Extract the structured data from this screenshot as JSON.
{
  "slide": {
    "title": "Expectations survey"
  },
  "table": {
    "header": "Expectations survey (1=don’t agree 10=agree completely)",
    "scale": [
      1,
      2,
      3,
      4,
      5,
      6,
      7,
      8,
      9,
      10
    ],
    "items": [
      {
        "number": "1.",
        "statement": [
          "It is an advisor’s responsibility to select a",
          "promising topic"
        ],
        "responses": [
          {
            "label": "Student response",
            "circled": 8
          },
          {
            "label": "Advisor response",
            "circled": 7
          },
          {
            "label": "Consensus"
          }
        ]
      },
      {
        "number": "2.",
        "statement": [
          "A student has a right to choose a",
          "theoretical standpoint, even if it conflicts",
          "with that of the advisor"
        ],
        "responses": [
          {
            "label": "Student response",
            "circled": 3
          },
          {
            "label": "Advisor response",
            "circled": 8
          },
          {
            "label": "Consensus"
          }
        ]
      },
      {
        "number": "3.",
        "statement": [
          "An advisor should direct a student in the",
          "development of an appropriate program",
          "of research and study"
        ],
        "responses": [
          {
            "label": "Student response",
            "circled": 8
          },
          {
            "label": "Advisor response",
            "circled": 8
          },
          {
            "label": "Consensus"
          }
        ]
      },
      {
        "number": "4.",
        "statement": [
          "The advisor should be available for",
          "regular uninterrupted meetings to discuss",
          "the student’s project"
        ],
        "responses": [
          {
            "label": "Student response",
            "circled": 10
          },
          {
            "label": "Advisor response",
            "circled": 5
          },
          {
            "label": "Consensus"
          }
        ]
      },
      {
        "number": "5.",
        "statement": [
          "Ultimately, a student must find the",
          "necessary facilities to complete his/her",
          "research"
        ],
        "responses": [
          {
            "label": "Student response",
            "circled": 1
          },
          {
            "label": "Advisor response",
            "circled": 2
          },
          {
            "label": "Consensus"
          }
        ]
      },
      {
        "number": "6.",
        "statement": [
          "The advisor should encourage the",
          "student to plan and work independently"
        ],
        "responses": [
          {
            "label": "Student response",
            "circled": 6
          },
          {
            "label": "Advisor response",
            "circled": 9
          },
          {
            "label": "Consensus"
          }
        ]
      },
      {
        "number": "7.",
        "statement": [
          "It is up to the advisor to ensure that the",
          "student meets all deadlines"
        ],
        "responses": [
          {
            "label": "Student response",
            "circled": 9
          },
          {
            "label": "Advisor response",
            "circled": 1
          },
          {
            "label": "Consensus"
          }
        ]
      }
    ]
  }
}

****************

> [Directions]: All the entries above need to be reproduced exactly.

> [Full output]:
Extract the structured data from this screenshot as JSON.
{
  "slide": {
    "title": "Expectations survey"
  },
  "table": {
    "header": "Expectations survey (1=don’t agree 10=agree completely)",
    "scale": [
      1,
      2,
      3,
      4,
      5,
      6,
      7,
      8,
      9,
      10
    ],
    "items": [
      {
        "number": "1.",
        "statement": [
          "It is an advisor’s responsibility to select a",
          "promising topic"
        ],
        "responses": [
          {
            "label": "Student response",
            "circled": 8
          },
          {
            "label": "Advisor response",
            "circled": 7
          },
          {
            "label": "Consensus"
          }
        ]
      },
      {
        "number": "2.",
        "statement": [
          "A student has a right to choose a",
          "theoretical standpoint, even if it conflicts",
          "with that of the advisor"
        ],
        "responses": [
          {
            "label": "Student response",
            "circled": 3
          },
          {
            "label": "Advisor response",
            "circled": 8
          },
          {
            "label": "Consensus"
          }
        ]
      },
      {
        "number": "3.",
        "statement": [
          "An advisor should direct a student in the",
          "development of an appropriate program",
          "of research and study"
        ],
        "responses": [
          {
            "label": "Student response",
            "circled": 8
          },
          {
            "label": "Advisor response",
            "circled": 8
          },
          {
            "label": "Consensus"
          }
        ]
      },
      {
        "number": "4.",
        "statement": [
          "The advisor should be available for",
          "regular uninterrupted meetings to discuss",
          "the student’s project"
        ],
        "responses": [
          {
            "label": "Student response",
            "circled": 10
          },
          {
            "label": "Advisor response",
            "circled": 5
          },
          {
            "label": "Consensus"
          }
        ]
      },
      {
        "number": "5.",
        "statement": [
          "Ultimately, a student must find the",
          "necessary facilities to complete his/her",
          "research"
        ],
        "responses": [
          {
            "label": "Student response",
            "circled": 1
          },
          {
            "label": "Advisor response",
            "circled": 2
          },
          {
            "label": "Consensus"
          }
        ]
      },
      {
        "number": "6.",
        "statement": [
          "The advisor should encourage the",
          "student to plan and work independently"
        ],
        "responses": [
          {
            "label": "Student response",
            "circled": 6
          },
          {
            "label": "Advisor response",
            "circled": 9
          },
          {
            "label": "Consensus"
          }
        ]
      },
      {
        "number": "7.",
        "statement": [
          "It is up to the advisor to ensure that the",
          "student meets all deadlines"
        ],
        "responses": [
          {
            "label": "Student response",
            "circled": 9
          },
          {
            "label": "Advisor response",
            "circled": 1
          },
          {
            "label": "Consensus"
          }
        ]
      }
    ]
  }
}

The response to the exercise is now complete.